Scan the listing below and copy every line holding "presentation".

● PROVIDED DATA
|---|

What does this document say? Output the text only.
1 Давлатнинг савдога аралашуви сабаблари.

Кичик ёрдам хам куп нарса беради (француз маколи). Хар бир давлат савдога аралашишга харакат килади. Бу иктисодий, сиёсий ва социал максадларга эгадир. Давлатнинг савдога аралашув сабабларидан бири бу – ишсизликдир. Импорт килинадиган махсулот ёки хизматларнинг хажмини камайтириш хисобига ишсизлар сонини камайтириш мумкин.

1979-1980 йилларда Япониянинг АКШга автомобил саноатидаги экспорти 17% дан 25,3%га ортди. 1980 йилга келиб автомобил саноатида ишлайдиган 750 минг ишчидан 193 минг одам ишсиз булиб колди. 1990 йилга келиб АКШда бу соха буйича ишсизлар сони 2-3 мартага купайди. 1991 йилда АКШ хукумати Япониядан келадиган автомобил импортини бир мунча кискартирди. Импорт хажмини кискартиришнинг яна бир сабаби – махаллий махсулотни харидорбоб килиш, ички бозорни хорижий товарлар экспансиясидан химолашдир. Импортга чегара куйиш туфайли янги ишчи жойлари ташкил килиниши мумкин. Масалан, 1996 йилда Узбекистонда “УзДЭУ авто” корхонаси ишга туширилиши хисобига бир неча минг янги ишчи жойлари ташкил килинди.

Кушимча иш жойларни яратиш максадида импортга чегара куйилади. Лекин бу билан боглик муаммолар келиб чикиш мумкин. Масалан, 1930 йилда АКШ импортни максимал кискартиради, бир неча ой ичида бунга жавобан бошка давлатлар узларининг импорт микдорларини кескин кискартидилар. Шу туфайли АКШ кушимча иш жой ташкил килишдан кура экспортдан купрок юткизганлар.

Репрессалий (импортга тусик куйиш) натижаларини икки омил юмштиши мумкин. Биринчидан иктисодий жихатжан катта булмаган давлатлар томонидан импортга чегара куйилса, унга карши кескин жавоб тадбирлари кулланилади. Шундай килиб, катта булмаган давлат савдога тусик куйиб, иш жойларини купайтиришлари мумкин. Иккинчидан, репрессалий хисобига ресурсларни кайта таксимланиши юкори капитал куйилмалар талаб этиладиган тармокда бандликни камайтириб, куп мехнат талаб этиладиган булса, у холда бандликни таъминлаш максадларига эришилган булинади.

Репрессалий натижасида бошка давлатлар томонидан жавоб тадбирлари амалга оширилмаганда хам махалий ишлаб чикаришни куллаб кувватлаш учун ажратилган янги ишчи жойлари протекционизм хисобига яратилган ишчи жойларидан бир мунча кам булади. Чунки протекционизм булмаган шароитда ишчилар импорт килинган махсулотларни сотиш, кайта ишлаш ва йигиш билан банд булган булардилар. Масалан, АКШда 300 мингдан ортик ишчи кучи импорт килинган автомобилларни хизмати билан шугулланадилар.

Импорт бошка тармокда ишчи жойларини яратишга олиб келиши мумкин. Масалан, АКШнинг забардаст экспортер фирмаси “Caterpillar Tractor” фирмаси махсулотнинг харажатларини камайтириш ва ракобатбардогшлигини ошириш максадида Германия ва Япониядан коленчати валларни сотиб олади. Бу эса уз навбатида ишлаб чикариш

|---|

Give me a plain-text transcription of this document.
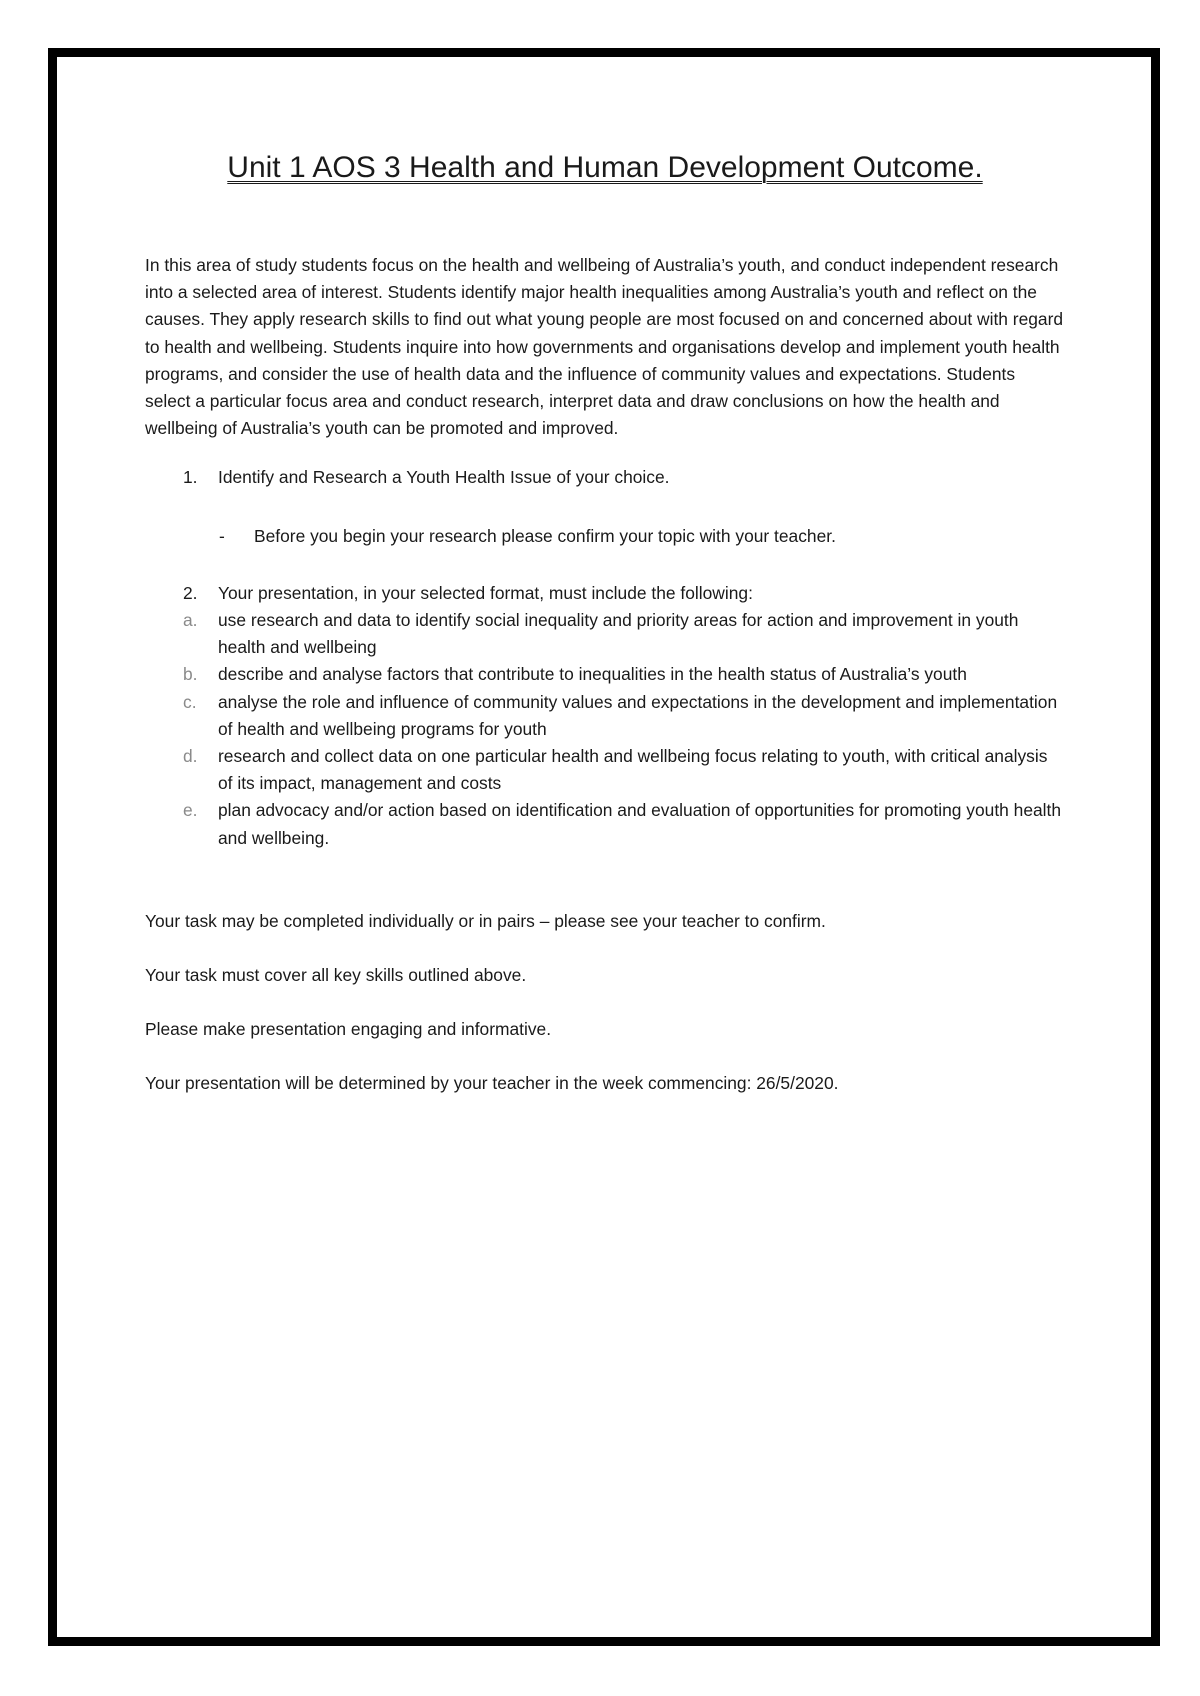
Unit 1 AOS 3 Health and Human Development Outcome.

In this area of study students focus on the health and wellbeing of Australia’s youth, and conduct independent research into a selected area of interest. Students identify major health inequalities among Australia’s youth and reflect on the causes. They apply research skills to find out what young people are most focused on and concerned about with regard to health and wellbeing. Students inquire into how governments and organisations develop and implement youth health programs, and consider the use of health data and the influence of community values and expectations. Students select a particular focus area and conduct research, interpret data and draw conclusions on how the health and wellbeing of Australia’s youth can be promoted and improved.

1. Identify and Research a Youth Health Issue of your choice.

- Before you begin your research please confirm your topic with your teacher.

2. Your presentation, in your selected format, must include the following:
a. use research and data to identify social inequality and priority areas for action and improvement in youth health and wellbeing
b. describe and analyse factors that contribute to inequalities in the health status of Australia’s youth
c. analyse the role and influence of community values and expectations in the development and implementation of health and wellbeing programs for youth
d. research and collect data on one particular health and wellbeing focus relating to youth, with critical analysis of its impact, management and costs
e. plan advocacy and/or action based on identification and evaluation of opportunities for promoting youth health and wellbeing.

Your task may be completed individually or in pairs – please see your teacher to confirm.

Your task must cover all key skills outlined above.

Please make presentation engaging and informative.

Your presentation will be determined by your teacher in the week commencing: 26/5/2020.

|---|

● REPLY
2. Your presentation, in your selected format, must include the following:
Please make presentation engaging and informative.
Your presentation will be determined by your teacher in the week commencing: 26/5/2020.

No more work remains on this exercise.